_ENTRIES SHOWN_
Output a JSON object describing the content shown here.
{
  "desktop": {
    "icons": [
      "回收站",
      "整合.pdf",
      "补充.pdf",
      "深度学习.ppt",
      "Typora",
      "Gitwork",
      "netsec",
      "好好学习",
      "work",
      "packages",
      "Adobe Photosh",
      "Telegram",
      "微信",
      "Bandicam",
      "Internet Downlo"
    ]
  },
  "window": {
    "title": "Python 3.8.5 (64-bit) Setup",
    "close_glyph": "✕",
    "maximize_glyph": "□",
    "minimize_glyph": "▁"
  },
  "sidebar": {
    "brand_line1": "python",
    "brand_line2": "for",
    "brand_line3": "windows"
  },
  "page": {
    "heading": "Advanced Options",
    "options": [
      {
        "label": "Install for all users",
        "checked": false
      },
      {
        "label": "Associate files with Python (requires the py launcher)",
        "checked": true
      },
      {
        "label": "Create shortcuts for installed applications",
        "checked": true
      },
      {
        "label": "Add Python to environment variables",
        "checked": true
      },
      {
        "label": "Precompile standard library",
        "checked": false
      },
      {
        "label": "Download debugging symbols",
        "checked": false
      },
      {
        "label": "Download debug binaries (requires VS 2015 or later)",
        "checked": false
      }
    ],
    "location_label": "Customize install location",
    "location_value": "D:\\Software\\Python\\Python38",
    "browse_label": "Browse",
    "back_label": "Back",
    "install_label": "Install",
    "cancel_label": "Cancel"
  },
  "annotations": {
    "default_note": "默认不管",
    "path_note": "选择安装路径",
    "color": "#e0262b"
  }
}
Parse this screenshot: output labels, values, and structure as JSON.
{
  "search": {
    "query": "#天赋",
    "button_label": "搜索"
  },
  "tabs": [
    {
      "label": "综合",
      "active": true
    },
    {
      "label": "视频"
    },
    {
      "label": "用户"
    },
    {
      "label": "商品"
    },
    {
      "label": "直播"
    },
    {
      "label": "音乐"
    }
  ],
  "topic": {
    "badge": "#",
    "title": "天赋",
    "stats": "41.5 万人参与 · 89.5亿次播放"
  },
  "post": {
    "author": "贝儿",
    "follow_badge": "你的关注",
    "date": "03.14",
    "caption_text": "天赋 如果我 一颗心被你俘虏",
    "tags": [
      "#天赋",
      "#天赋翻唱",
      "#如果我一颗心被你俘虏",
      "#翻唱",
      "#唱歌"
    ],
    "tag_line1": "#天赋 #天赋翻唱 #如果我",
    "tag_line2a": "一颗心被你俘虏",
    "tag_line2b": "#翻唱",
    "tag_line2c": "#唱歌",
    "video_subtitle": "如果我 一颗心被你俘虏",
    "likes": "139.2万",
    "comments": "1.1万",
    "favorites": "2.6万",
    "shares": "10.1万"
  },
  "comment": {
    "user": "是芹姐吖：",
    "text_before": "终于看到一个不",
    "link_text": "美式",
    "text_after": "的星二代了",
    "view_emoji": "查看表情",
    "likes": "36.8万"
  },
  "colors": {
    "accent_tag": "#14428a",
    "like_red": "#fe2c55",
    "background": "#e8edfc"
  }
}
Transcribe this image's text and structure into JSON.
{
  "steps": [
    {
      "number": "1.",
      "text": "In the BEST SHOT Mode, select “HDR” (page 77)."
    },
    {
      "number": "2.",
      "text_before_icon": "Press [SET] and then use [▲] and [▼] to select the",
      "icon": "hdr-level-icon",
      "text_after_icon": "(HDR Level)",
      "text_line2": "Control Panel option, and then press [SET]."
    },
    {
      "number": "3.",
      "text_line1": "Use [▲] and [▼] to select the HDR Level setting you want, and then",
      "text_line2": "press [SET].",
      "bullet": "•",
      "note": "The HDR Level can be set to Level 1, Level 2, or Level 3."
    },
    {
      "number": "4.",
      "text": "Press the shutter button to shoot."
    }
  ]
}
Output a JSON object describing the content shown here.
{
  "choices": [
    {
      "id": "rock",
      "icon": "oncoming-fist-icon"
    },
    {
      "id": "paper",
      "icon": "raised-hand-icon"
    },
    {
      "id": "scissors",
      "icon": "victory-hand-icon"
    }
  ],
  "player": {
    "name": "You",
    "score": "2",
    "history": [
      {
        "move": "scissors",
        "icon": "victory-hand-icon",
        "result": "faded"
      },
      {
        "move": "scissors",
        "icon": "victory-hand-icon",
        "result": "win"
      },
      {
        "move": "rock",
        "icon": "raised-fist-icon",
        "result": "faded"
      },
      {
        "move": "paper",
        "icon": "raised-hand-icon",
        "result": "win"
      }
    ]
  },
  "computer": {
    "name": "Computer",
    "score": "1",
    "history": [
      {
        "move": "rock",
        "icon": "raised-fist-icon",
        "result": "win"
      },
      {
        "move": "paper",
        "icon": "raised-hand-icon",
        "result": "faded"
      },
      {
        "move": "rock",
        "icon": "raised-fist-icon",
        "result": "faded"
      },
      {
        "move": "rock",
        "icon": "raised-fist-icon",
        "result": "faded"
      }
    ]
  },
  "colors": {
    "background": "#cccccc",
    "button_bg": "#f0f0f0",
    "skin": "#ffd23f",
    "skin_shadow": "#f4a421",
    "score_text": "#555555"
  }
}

_WRITTEN EXERCISE_
Track down every line of the material containing the string "background", and copy it.

_TASK RESULT_
    "background": "#e8edfc"
    "background": "#cccccc",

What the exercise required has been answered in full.